-- BEGIN --

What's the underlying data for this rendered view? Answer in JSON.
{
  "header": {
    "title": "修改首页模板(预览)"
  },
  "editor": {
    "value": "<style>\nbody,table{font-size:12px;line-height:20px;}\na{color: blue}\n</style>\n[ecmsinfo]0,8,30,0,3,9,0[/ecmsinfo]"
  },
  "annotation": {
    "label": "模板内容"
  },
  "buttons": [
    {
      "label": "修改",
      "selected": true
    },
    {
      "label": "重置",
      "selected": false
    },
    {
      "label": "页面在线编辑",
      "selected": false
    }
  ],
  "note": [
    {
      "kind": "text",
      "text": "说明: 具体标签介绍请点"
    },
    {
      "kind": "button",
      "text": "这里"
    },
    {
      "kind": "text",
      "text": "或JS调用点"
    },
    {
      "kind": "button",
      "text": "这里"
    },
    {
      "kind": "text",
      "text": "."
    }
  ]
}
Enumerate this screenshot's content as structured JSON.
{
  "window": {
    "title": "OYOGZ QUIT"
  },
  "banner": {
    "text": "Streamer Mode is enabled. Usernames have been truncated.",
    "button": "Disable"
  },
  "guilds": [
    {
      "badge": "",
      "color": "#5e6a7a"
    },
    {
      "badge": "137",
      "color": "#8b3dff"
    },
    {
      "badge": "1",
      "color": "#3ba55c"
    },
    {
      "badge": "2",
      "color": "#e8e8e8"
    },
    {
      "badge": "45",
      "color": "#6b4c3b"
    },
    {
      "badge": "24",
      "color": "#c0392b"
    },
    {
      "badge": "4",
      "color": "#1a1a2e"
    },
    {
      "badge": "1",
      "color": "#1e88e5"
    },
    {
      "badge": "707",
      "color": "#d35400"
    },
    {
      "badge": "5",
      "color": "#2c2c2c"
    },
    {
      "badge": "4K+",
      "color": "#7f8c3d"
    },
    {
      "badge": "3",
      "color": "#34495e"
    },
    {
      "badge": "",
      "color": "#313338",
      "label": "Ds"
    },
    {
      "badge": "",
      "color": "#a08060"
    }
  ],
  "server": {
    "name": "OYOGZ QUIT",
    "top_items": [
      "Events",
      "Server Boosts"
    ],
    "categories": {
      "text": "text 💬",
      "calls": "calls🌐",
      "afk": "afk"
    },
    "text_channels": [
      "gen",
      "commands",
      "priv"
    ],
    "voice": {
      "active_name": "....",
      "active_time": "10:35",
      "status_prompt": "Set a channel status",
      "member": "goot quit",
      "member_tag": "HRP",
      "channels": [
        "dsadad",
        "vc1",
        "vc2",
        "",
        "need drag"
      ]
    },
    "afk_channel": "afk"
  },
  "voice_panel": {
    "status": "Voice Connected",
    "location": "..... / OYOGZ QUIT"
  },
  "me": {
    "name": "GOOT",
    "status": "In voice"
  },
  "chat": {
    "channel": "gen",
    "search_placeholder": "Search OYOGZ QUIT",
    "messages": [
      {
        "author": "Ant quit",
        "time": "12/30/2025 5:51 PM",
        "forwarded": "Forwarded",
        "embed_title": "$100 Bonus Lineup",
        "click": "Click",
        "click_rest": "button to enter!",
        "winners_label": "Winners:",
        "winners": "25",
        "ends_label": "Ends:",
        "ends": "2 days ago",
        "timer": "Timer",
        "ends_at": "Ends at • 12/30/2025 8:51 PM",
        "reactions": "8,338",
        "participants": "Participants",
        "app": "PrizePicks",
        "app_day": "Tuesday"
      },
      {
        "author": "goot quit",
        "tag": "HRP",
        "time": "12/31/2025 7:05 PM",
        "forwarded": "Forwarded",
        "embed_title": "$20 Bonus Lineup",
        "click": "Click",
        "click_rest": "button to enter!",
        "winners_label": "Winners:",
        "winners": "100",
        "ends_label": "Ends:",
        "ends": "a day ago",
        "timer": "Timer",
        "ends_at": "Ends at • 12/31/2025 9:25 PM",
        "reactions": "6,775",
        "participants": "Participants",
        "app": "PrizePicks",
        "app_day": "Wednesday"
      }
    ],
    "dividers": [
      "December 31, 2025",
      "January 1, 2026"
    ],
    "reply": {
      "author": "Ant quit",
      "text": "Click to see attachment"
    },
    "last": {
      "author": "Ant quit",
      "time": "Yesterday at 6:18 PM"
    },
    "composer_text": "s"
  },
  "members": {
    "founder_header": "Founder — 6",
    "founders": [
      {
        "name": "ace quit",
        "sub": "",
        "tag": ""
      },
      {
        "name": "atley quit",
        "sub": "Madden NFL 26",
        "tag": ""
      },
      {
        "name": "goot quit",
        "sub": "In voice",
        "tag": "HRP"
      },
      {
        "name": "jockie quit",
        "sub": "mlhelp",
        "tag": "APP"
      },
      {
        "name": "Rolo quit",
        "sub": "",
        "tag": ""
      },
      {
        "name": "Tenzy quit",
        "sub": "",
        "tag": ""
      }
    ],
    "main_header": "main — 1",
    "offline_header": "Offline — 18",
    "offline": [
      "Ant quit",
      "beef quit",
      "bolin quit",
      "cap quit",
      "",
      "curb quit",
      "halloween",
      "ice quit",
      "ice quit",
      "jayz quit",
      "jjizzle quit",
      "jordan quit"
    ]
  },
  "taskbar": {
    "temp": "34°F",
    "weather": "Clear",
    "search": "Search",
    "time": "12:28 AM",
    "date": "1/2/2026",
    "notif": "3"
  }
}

-- END --

REQUIREMENTS
Return each entry from above without altering a single character.

RESULT OF THE EXERCISE
What's the underlying data for this rendered view? Answer in JSON.
{
  "header": {
    "title": "修改首页模板(预览)"
  },
  "editor": {
    "value": "<style>\nbody,table{font-size:12px;line-height:20px;}\na{color: blue}\n</style>\n[ecmsinfo]0,8,30,0,3,9,0[/ecmsinfo]"
  },
  "annotation": {
    "label": "模板内容"
  },
  "buttons": [
    {
      "label": "修改",
      "selected": true
    },
    {
      "label": "重置",
      "selected": false
    },
    {
      "label": "页面在线编辑",
      "selected": false
    }
  ],
  "note": [
    {
      "kind": "text",
      "text": "说明: 具体标签介绍请点"
    },
    {
      "kind": "button",
      "text": "这里"
    },
    {
      "kind": "text",
      "text": "或JS调用点"
    },
    {
      "kind": "button",
      "text": "这里"
    },
    {
      "kind": "text",
      "text": "."
    }
  ]
}
Enumerate this screenshot's content as structured JSON.
{
  "window": {
    "title": "OYOGZ QUIT"
  },
  "banner": {
    "text": "Streamer Mode is enabled. Usernames have been truncated.",
    "button": "Disable"
  },
  "guilds": [
    {
      "badge": "",
      "color": "#5e6a7a"
    },
    {
      "badge": "137",
      "color": "#8b3dff"
    },
    {
      "badge": "1",
      "color": "#3ba55c"
    },
    {
      "badge": "2",
      "color": "#e8e8e8"
    },
    {
      "badge": "45",
      "color": "#6b4c3b"
    },
    {
      "badge": "24",
      "color": "#c0392b"
    },
    {
      "badge": "4",
      "color": "#1a1a2e"
    },
    {
      "badge": "1",
      "color": "#1e88e5"
    },
    {
      "badge": "707",
      "color": "#d35400"
    },
    {
      "badge": "5",
      "color": "#2c2c2c"
    },
    {
      "badge": "4K+",
      "color": "#7f8c3d"
    },
    {
      "badge": "3",
      "color": "#34495e"
    },
    {
      "badge": "",
      "color": "#313338",
      "label": "Ds"
    },
    {
      "badge": "",
      "color": "#a08060"
    }
  ],
  "server": {
    "name": "OYOGZ QUIT",
    "top_items": [
      "Events",
      "Server Boosts"
    ],
    "categories": {
      "text": "text 💬",
      "calls": "calls🌐",
      "afk": "afk"
    },
    "text_channels": [
      "gen",
      "commands",
      "priv"
    ],
    "voice": {
      "active_name": "....",
      "active_time": "10:35",
      "status_prompt": "Set a channel status",
      "member": "goot quit",
      "member_tag": "HRP",
      "channels": [
        "dsadad",
        "vc1",
        "vc2",
        "",
        "need drag"
      ]
    },
    "afk_channel": "afk"
  },
  "voice_panel": {
    "status": "Voice Connected",
    "location": "..... / OYOGZ QUIT"
  },
  "me": {
    "name": "GOOT",
    "status": "In voice"
  },
  "chat": {
    "channel": "gen",
    "search_placeholder": "Search OYOGZ QUIT",
    "messages": [
      {
        "author": "Ant quit",
        "time": "12/30/2025 5:51 PM",
        "forwarded": "Forwarded",
        "embed_title": "$100 Bonus Lineup",
        "click": "Click",
        "click_rest": "button to enter!",
        "winners_label": "Winners:",
        "winners": "25",
        "ends_label": "Ends:",
        "ends": "2 days ago",
        "timer": "Timer",
        "ends_at": "Ends at • 12/30/2025 8:51 PM",
        "reactions": "8,338",
        "participants": "Participants",
        "app": "PrizePicks",
        "app_day": "Tuesday"
      },
      {
        "author": "goot quit",
        "tag": "HRP",
        "time": "12/31/2025 7:05 PM",
        "forwarded": "Forwarded",
        "embed_title": "$20 Bonus Lineup",
        "click": "Click",
        "click_rest": "button to enter!",
        "winners_label": "Winners:",
        "winners": "100",
        "ends_label": "Ends:",
        "ends": "a day ago",
        "timer": "Timer",
        "ends_at": "Ends at • 12/31/2025 9:25 PM",
        "reactions": "6,775",
        "participants": "Participants",
        "app": "PrizePicks",
        "app_day": "Wednesday"
      }
    ],
    "dividers": [
      "December 31, 2025",
      "January 1, 2026"
    ],
    "reply": {
      "author": "Ant quit",
      "text": "Click to see attachment"
    },
    "last": {
      "author": "Ant quit",
      "time": "Yesterday at 6:18 PM"
    },
    "composer_text": "s"
  },
  "members": {
    "founder_header": "Founder — 6",
    "founders": [
      {
        "name": "ace quit",
        "sub": "",
        "tag": ""
      },
      {
        "name": "atley quit",
        "sub": "Madden NFL 26",
        "tag": ""
      },
      {
        "name": "goot quit",
        "sub": "In voice",
        "tag": "HRP"
      },
      {
        "name": "jockie quit",
        "sub": "mlhelp",
        "tag": "APP"
      },
      {
        "name": "Rolo quit",
        "sub": "",
        "tag": ""
      },
      {
        "name": "Tenzy quit",
        "sub": "",
        "tag": ""
      }
    ],
    "main_header": "main — 1",
    "offline_header": "Offline — 18",
    "offline": [
      "Ant quit",
      "beef quit",
      "bolin quit",
      "cap quit",
      "",
      "curb quit",
      "halloween",
      "ice quit",
      "ice quit",
      "jayz quit",
      "jjizzle quit",
      "jordan quit"
    ]
  },
  "taskbar": {
    "temp": "34°F",
    "weather": "Clear",
    "search": "Search",
    "time": "12:28 AM",
    "date": "1/2/2026",
    "notif": "3"
  }
}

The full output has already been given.